Stated problem
What follows is a set of records, each of which is to be written out exactly.

[Stored records]
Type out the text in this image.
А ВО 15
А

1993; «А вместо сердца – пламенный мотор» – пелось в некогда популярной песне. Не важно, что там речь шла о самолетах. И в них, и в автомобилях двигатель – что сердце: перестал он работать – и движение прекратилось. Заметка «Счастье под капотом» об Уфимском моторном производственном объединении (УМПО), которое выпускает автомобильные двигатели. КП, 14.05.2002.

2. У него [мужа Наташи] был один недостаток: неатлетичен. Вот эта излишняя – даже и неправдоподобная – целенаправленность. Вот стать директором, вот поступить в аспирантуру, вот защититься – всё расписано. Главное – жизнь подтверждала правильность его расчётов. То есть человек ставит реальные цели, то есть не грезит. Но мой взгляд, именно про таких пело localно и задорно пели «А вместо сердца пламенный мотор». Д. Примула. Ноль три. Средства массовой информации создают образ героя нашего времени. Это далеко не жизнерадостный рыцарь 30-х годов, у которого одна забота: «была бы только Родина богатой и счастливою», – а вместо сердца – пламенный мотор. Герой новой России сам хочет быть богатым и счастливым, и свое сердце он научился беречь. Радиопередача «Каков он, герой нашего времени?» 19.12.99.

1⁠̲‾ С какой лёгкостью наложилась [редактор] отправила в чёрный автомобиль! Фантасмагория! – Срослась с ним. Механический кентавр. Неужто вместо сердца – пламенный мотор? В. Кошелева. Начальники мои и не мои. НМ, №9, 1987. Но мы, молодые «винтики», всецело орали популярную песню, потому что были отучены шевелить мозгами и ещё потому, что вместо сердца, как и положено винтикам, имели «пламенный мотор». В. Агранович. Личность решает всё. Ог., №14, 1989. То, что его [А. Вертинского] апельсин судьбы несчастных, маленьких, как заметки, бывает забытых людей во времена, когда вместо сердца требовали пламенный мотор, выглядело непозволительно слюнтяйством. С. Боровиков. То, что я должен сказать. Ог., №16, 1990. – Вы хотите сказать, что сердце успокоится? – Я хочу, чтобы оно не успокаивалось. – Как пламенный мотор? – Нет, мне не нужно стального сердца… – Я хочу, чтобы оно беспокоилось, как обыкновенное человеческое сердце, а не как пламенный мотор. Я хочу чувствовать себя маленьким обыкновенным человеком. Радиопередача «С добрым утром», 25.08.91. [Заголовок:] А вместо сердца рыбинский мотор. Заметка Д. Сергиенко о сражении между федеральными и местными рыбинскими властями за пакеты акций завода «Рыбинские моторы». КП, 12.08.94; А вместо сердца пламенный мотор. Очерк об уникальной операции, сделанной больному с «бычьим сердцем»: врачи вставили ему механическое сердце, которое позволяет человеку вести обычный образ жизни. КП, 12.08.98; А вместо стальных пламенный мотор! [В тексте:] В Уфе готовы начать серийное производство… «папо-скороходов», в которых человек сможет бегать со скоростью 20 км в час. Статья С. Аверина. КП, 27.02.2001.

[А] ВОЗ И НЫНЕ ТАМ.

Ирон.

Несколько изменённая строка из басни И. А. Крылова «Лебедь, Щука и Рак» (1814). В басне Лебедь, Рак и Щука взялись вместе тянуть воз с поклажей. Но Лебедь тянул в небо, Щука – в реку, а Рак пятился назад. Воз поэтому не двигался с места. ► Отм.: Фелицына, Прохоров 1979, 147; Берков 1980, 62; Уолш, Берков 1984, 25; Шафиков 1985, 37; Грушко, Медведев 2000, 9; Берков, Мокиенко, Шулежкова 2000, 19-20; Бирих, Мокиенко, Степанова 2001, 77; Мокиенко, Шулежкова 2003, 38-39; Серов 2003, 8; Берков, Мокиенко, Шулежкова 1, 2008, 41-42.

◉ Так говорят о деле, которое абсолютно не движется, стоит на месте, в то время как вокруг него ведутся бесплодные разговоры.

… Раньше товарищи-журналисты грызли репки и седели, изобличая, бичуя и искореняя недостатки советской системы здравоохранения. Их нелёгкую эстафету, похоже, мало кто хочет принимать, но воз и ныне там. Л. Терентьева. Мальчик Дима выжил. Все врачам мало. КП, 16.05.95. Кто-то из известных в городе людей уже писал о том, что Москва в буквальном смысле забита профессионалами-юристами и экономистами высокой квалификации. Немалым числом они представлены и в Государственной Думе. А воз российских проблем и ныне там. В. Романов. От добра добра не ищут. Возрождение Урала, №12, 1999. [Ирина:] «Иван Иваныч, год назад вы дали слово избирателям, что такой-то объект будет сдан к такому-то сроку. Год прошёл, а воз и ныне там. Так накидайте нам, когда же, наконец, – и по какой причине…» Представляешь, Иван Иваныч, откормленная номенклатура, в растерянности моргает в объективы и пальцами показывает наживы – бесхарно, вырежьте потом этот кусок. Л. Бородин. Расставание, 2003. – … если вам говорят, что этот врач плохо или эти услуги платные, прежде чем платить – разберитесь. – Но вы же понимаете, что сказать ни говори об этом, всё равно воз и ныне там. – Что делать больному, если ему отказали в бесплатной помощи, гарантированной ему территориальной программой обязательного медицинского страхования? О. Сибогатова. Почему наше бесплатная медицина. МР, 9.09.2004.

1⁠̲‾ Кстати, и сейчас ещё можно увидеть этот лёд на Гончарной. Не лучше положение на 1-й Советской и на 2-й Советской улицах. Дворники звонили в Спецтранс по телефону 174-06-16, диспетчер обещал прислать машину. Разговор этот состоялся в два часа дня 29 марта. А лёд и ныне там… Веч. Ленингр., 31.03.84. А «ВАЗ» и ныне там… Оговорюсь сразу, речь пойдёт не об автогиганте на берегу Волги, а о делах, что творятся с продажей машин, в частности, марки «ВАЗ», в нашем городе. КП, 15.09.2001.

Output below
Type out the text in this image.
А ВО 15
А

1993; «А вместо сердца – пламенный мотор» – пелось в некогда популярной песне. Не важно, что там речь шла о самолетах. И в них, и в автомобилях двигатель – что сердце: перестал он работать – и движение прекратилось. Заметка «Счастье под капотом» об Уфимском моторном производственном объединении (УМПО), которое выпускает автомобильные двигатели. КП, 14.05.2002.

2. У него [мужа Наташи] был один недостаток: неатлетичен. Вот эта излишняя – даже и неправдоподобная – целенаправленность. Вот стать директором, вот поступить в аспирантуру, вот защититься – всё расписано. Главное – жизнь подтверждала правильность его расчётов. То есть человек ставит реальные цели, то есть не грезит. Но мой взгляд, именно про таких пело localно и задорно пели «А вместо сердца пламенный мотор». Д. Примула. Ноль три. Средства массовой информации создают образ героя нашего времени. Это далеко не жизнерадостный рыцарь 30-х годов, у которого одна забота: «была бы только Родина богатой и счастливою», – а вместо сердца – пламенный мотор. Герой новой России сам хочет быть богатым и счастливым, и свое сердце он научился беречь. Радиопередача «Каков он, герой нашего времени?» 19.12.99.

1⁠̲‾ С какой лёгкостью наложилась [редактор] отправила в чёрный автомобиль! Фантасмагория! – Срослась с ним. Механический кентавр. Неужто вместо сердца – пламенный мотор? В. Кошелева. Начальники мои и не мои. НМ, №9, 1987. Но мы, молодые «винтики», всецело орали популярную песню, потому что были отучены шевелить мозгами и ещё потому, что вместо сердца, как и положено винтикам, имели «пламенный мотор». В. Агранович. Личность решает всё. Ог., №14, 1989. То, что его [А. Вертинского] апельсин судьбы несчастных, маленьких, как заметки, бывает забытых людей во времена, когда вместо сердца требовали пламенный мотор, выглядело непозволительно слюнтяйством. С. Боровиков. То, что я должен сказать. Ог., №16, 1990. – Вы хотите сказать, что сердце успокоится? – Я хочу, чтобы оно не успокаивалось. – Как пламенный мотор? – Нет, мне не нужно стального сердца… – Я хочу, чтобы оно беспокоилось, как обыкновенное человеческое сердце, а не как пламенный мотор. Я хочу чувствовать себя маленьким обыкновенным человеком. Радиопередача «С добрым утром», 25.08.91. [Заголовок:] А вместо сердца рыбинский мотор. Заметка Д. Сергиенко о сражении между федеральными и местными рыбинскими властями за пакеты акций завода «Рыбинские моторы». КП, 12.08.94; А вместо сердца пламенный мотор. Очерк об уникальной операции, сделанной больному с «бычьим сердцем»: врачи вставили ему механическое сердце, которое позволяет человеку вести обычный образ жизни. КП, 12.08.98; А вместо стальных пламенный мотор! [В тексте:] В Уфе готовы начать серийное производство… «папо-скороходов», в которых человек сможет бегать со скоростью 20 км в час. Статья С. Аверина. КП, 27.02.2001.

[А] ВОЗ И НЫНЕ ТАМ.

Ирон.

Несколько изменённая строка из басни И. А. Крылова «Лебедь, Щука и Рак» (1814). В басне Лебедь, Рак и Щука взялись вместе тянуть воз с поклажей. Но Лебедь тянул в небо, Щука – в реку, а Рак пятился назад. Воз поэтому не двигался с места. ► Отм.: Фелицына, Прохоров 1979, 147; Берков 1980, 62; Уолш, Берков 1984, 25; Шафиков 1985, 37; Грушко, Медведев 2000, 9; Берков, Мокиенко, Шулежкова 2000, 19-20; Бирих, Мокиенко, Степанова 2001, 77; Мокиенко, Шулежкова 2003, 38-39; Серов 2003, 8; Берков, Мокиенко, Шулежкова 1, 2008, 41-42.

◉ Так говорят о деле, которое абсолютно не движется, стоит на месте, в то время как вокруг него ведутся бесплодные разговоры.

… Раньше товарищи-журналисты грызли репки и седели, изобличая, бичуя и искореняя недостатки советской системы здравоохранения. Их нелёгкую эстафету, похоже, мало кто хочет принимать, но воз и ныне там. Л. Терентьева. Мальчик Дима выжил. Все врачам мало. КП, 16.05.95. Кто-то из известных в городе людей уже писал о том, что Москва в буквальном смысле забита профессионалами-юристами и экономистами высокой квалификации. Немалым числом они представлены и в Государственной Думе. А воз российских проблем и ныне там. В. Романов. От добра добра не ищут. Возрождение Урала, №12, 1999. [Ирина:] «Иван Иваныч, год назад вы дали слово избирателям, что такой-то объект будет сдан к такому-то сроку. Год прошёл, а воз и ныне там. Так накидайте нам, когда же, наконец, – и по какой причине…» Представляешь, Иван Иваныч, откормленная номенклатура, в растерянности моргает в объективы и пальцами показывает наживы – бесхарно, вырежьте потом этот кусок. Л. Бородин. Расставание, 2003. – … если вам говорят, что этот врач плохо или эти услуги платные, прежде чем платить – разберитесь. – Но вы же понимаете, что сказать ни говори об этом, всё равно воз и ныне там. – Что делать больному, если ему отказали в бесплатной помощи, гарантированной ему территориальной программой обязательного медицинского страхования? О. Сибогатова. Почему наше бесплатная медицина. МР, 9.09.2004.

1⁠̲‾ Кстати, и сейчас ещё можно увидеть этот лёд на Гончарной. Не лучше положение на 1-й Советской и на 2-й Советской улицах. Дворники звонили в Спецтранс по телефону 174-06-16, диспетчер обещал прислать машину. Разговор этот состоялся в два часа дня 29 марта. А лёд и ныне там… Веч. Ленингр., 31.03.84. А «ВАЗ» и ныне там… Оговорюсь сразу, речь пойдёт не об автогиганте на берегу Волги, а о делах, что творятся с продажей машин, в частности, марки «ВАЗ», в нашем городе. КП, 15.09.2001.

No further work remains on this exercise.